-- Begin Entries --
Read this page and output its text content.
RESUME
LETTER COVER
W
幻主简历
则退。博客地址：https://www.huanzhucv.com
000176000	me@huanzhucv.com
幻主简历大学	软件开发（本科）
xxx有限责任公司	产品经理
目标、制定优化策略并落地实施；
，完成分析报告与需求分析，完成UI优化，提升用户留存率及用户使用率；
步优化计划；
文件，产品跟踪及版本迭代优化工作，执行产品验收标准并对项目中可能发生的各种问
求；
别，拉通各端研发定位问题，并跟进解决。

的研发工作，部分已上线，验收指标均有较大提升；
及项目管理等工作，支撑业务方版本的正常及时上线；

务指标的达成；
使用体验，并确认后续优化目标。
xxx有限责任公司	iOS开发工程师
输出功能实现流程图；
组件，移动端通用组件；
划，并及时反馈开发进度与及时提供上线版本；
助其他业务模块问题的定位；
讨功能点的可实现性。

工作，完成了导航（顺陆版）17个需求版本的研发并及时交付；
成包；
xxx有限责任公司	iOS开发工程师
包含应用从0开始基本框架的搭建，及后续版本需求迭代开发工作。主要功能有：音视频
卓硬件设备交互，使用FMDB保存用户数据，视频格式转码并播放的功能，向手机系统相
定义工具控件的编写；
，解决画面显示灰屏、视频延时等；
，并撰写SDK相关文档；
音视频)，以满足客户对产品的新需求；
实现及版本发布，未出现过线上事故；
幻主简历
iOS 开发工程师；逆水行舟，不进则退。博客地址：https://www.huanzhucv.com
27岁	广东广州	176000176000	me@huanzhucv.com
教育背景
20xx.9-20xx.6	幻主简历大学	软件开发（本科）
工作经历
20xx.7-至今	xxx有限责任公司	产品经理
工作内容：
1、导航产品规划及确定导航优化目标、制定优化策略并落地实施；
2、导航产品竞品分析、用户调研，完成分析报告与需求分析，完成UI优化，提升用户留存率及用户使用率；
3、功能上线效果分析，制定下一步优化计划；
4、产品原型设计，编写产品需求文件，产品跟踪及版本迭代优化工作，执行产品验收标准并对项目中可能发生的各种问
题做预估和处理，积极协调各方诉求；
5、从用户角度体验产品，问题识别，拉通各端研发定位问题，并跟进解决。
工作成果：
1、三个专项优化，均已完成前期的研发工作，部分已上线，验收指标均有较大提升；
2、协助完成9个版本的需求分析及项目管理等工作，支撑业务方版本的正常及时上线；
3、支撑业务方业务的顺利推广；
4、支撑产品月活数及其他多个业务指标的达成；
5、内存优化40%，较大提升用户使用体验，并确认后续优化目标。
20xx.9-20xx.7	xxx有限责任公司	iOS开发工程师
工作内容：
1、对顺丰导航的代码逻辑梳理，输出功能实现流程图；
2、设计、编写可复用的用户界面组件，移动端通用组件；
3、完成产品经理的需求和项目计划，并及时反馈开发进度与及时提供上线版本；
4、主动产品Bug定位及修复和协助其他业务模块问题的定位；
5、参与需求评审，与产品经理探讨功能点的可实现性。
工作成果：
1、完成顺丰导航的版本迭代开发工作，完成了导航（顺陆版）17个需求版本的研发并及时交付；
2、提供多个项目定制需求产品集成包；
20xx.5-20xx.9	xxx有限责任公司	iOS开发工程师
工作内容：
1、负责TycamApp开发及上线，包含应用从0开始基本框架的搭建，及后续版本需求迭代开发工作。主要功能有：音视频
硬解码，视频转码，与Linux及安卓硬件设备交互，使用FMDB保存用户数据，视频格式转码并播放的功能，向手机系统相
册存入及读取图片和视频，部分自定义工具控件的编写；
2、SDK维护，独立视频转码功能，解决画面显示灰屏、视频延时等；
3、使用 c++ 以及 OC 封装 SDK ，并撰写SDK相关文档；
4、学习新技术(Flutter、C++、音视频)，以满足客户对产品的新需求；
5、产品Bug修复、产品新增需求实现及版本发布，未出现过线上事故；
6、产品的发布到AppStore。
-- End Entries --
◆ Problem description
Transcribe every entry verbatim.

◆ Result of this exercise
Read this page and output its text content.
RESUME
LETTER COVER
W
幻主简历
则退。博客地址：https://www.huanzhucv.com
000176000	me@huanzhucv.com
幻主简历大学	软件开发（本科）
xxx有限责任公司	产品经理
目标、制定优化策略并落地实施；
，完成分析报告与需求分析，完成UI优化，提升用户留存率及用户使用率；
步优化计划；
文件，产品跟踪及版本迭代优化工作，执行产品验收标准并对项目中可能发生的各种问
求；
别，拉通各端研发定位问题，并跟进解决。

的研发工作，部分已上线，验收指标均有较大提升；
及项目管理等工作，支撑业务方版本的正常及时上线；

务指标的达成；
使用体验，并确认后续优化目标。
xxx有限责任公司	iOS开发工程师
输出功能实现流程图；
组件，移动端通用组件；
划，并及时反馈开发进度与及时提供上线版本；
助其他业务模块问题的定位；
讨功能点的可实现性。

工作，完成了导航（顺陆版）17个需求版本的研发并及时交付；
成包；
xxx有限责任公司	iOS开发工程师
包含应用从0开始基本框架的搭建，及后续版本需求迭代开发工作。主要功能有：音视频
卓硬件设备交互，使用FMDB保存用户数据，视频格式转码并播放的功能，向手机系统相
定义工具控件的编写；
，解决画面显示灰屏、视频延时等；
，并撰写SDK相关文档；
音视频)，以满足客户对产品的新需求；
实现及版本发布，未出现过线上事故；
幻主简历
iOS 开发工程师；逆水行舟，不进则退。博客地址：https://www.huanzhucv.com
27岁	广东广州	176000176000	me@huanzhucv.com
教育背景
20xx.9-20xx.6	幻主简历大学	软件开发（本科）
工作经历
20xx.7-至今	xxx有限责任公司	产品经理
工作内容：
1、导航产品规划及确定导航优化目标、制定优化策略并落地实施；
2、导航产品竞品分析、用户调研，完成分析报告与需求分析，完成UI优化，提升用户留存率及用户使用率；
3、功能上线效果分析，制定下一步优化计划；
4、产品原型设计，编写产品需求文件，产品跟踪及版本迭代优化工作，执行产品验收标准并对项目中可能发生的各种问
题做预估和处理，积极协调各方诉求；
5、从用户角度体验产品，问题识别，拉通各端研发定位问题，并跟进解决。
工作成果：
1、三个专项优化，均已完成前期的研发工作，部分已上线，验收指标均有较大提升；
2、协助完成9个版本的需求分析及项目管理等工作，支撑业务方版本的正常及时上线；
3、支撑业务方业务的顺利推广；
4、支撑产品月活数及其他多个业务指标的达成；
5、内存优化40%，较大提升用户使用体验，并确认后续优化目标。
20xx.9-20xx.7	xxx有限责任公司	iOS开发工程师
工作内容：
1、对顺丰导航的代码逻辑梳理，输出功能实现流程图；
2、设计、编写可复用的用户界面组件，移动端通用组件；
3、完成产品经理的需求和项目计划，并及时反馈开发进度与及时提供上线版本；
4、主动产品Bug定位及修复和协助其他业务模块问题的定位；
5、参与需求评审，与产品经理探讨功能点的可实现性。
工作成果：
1、完成顺丰导航的版本迭代开发工作，完成了导航（顺陆版）17个需求版本的研发并及时交付；
2、提供多个项目定制需求产品集成包；
20xx.5-20xx.9	xxx有限责任公司	iOS开发工程师
工作内容：
1、负责TycamApp开发及上线，包含应用从0开始基本框架的搭建，及后续版本需求迭代开发工作。主要功能有：音视频
硬解码，视频转码，与Linux及安卓硬件设备交互，使用FMDB保存用户数据，视频格式转码并播放的功能，向手机系统相
册存入及读取图片和视频，部分自定义工具控件的编写；
2、SDK维护，独立视频转码功能，解决画面显示灰屏、视频延时等；
3、使用 c++ 以及 OC 封装 SDK ，并撰写SDK相关文档；
4、学习新技术(Flutter、C++、音视频)，以满足客户对产品的新需求；
5、产品Bug修复、产品新增需求实现及版本发布，未出现过线上事故；
6、产品的发布到AppStore。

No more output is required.